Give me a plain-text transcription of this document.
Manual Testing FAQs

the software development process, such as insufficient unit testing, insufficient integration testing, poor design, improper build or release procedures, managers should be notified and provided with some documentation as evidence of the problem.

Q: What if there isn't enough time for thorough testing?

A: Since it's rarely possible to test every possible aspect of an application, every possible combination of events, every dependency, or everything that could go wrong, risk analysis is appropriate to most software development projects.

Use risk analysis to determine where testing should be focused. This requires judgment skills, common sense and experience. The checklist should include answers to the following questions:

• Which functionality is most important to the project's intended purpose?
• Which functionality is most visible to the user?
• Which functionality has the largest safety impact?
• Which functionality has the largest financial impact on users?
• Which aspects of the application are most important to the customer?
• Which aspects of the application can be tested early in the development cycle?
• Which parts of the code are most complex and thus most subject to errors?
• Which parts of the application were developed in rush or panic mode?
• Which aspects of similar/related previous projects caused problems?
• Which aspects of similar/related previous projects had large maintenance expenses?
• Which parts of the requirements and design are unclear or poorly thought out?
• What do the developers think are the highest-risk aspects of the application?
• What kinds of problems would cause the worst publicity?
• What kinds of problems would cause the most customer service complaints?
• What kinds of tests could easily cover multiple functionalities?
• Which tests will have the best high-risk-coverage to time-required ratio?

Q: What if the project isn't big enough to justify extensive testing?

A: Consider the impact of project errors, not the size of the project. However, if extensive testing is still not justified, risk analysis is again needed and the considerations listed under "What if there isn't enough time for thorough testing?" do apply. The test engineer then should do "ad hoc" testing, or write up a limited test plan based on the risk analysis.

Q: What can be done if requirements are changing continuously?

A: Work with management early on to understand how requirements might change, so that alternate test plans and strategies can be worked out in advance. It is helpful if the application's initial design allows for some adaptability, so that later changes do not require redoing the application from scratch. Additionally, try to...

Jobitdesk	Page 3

:::::

GOAL: Find the string "kinds" in the entries above and return each line that holds it.

RESULT:
• What kinds of problems would cause the worst publicity?
• What kinds of problems would cause the most customer service complaints?
• What kinds of tests could easily cover multiple functionalities?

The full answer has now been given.